__TO DO__:
Return the number of lines that include the string "aktiviert", without any other text.

───── MATERIAL SHOWN ─────

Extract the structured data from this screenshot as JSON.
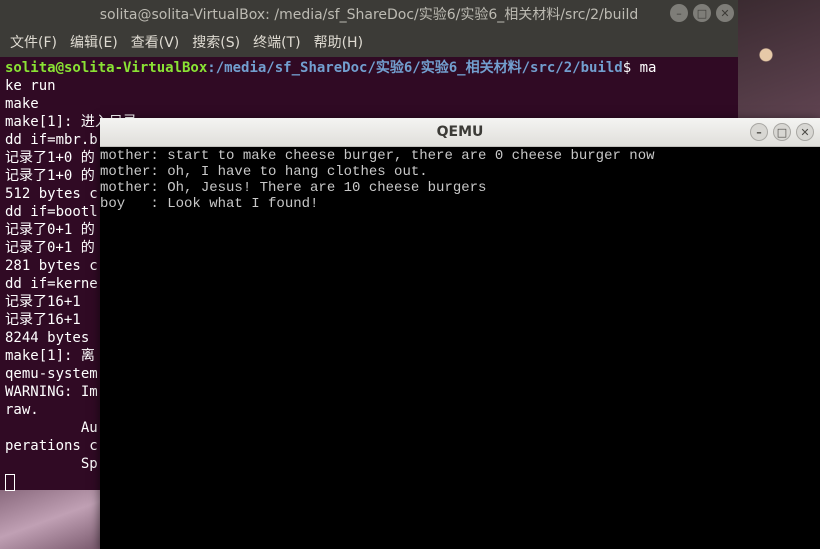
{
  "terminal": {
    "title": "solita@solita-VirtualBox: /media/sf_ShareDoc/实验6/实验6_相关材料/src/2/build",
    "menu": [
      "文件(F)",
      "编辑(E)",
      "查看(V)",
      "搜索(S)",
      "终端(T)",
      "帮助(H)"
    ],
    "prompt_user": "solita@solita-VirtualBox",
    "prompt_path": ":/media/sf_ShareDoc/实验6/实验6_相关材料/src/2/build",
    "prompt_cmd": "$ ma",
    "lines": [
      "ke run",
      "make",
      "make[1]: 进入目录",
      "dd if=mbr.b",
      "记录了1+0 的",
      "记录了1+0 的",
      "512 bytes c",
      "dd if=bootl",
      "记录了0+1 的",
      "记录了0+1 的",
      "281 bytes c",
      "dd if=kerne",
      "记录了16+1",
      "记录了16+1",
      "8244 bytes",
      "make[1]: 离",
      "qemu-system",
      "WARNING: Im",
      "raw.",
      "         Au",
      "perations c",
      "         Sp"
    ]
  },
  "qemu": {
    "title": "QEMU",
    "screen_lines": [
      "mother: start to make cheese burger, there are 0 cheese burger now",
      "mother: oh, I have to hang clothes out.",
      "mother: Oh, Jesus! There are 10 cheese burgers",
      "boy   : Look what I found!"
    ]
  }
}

─────
───── MATERIAL SHOWN ─────

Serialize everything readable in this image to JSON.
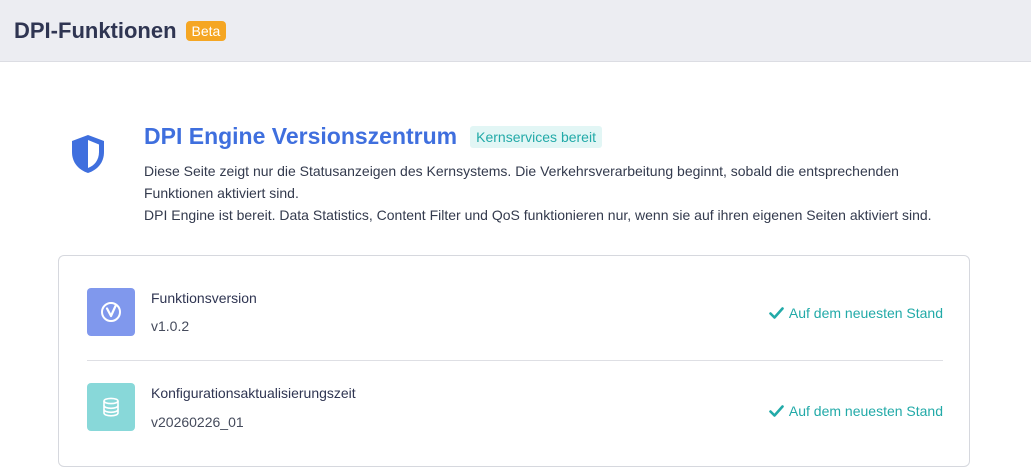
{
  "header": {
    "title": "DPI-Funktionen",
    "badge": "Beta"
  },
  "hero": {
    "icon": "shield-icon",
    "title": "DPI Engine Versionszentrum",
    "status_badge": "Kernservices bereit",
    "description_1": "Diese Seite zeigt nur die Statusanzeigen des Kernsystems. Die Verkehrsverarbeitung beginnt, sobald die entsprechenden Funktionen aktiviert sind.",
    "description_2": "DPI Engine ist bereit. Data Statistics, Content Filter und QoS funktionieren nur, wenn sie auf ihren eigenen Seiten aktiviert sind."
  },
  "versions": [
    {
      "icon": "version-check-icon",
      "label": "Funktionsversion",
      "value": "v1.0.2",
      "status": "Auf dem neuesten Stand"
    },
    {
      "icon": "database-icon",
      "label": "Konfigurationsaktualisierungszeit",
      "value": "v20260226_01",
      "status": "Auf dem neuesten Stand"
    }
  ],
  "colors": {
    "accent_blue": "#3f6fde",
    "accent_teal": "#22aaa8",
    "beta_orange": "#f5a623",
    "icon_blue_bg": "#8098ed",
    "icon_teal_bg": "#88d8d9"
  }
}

─────

__RESULT OF THIS TASK__:
2